Problem to solve:
For the entries below, how many lines include the word "time"? Give the figure and nothing more.
____ Records provided
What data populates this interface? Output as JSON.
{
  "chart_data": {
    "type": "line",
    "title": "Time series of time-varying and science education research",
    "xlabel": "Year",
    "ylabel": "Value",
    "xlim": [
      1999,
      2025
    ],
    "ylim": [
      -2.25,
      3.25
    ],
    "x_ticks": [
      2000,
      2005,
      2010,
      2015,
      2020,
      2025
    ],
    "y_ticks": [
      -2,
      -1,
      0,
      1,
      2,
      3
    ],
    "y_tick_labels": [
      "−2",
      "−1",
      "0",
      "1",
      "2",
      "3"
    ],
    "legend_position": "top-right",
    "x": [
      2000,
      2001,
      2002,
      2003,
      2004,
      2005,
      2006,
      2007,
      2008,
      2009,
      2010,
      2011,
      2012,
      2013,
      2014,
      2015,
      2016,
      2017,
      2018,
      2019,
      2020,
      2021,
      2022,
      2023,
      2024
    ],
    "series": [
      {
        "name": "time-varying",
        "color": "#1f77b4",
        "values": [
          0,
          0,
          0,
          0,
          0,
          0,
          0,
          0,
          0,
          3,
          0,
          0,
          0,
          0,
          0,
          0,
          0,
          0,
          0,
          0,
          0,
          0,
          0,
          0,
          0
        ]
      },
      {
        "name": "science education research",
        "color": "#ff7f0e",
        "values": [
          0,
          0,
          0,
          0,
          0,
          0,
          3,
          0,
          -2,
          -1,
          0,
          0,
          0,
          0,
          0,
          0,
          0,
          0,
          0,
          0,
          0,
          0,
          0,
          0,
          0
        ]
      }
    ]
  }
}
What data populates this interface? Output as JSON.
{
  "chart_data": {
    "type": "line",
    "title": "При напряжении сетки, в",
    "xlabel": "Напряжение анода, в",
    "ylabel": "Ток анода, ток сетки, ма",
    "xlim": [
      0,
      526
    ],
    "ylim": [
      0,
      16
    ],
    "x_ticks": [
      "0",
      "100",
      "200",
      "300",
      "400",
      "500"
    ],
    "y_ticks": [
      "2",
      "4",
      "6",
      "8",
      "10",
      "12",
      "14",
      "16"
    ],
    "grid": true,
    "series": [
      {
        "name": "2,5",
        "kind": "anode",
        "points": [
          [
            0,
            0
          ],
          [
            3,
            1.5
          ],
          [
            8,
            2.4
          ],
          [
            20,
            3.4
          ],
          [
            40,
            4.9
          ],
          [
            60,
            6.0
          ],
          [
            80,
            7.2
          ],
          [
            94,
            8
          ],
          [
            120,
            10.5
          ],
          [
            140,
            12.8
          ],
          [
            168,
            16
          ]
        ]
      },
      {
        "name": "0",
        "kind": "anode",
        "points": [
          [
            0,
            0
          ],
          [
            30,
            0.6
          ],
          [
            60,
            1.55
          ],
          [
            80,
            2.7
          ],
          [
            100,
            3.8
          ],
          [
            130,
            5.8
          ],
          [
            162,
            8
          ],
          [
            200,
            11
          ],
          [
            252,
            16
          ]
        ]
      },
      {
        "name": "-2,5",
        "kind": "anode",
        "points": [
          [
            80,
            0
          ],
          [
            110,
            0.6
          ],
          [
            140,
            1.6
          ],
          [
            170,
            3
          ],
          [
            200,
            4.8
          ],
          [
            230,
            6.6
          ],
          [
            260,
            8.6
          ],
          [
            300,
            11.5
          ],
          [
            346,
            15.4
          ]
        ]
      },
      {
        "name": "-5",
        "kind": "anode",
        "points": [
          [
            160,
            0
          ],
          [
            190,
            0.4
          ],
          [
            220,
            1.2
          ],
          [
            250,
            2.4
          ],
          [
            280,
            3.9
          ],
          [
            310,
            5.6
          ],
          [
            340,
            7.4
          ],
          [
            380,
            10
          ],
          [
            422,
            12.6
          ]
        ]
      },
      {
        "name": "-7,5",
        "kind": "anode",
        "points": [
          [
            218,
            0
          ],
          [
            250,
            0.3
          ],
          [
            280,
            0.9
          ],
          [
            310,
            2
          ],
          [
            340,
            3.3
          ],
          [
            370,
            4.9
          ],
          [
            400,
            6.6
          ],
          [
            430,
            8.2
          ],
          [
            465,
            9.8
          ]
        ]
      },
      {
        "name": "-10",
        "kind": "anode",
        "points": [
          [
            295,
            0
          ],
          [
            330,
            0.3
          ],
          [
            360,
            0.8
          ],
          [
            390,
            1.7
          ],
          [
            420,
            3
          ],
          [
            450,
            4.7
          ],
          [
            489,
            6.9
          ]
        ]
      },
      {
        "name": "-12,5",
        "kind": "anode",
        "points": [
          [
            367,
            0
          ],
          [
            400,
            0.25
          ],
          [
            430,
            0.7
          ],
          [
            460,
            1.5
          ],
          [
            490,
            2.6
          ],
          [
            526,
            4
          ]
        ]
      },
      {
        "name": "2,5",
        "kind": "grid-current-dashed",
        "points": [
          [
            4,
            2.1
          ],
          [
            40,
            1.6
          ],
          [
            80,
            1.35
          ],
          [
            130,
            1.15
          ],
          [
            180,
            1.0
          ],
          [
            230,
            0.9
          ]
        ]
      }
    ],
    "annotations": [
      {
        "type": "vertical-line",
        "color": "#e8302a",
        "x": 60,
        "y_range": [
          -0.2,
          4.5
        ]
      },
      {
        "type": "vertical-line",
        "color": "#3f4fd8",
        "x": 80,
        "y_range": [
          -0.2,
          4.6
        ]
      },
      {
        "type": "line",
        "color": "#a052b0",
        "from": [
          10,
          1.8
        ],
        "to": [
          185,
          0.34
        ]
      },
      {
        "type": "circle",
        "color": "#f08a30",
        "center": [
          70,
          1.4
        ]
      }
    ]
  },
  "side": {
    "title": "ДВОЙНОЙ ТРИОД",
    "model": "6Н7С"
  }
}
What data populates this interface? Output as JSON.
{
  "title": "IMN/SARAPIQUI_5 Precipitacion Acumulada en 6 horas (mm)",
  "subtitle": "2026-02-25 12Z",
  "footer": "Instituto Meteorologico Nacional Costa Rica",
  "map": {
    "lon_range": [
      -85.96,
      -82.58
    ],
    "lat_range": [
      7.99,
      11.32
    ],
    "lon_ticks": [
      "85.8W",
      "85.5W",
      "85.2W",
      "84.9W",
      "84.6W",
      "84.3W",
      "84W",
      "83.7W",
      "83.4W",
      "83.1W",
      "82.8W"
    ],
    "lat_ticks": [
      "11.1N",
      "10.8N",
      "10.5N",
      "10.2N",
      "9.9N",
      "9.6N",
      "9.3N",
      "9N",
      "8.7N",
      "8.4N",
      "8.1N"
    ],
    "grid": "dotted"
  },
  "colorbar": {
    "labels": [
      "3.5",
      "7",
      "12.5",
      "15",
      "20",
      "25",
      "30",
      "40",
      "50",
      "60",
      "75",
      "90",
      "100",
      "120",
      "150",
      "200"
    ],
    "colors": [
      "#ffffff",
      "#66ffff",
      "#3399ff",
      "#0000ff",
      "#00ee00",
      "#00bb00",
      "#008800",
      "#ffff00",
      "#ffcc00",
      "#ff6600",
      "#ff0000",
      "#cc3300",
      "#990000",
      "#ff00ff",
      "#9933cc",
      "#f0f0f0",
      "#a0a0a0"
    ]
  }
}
________
Result for this task:
2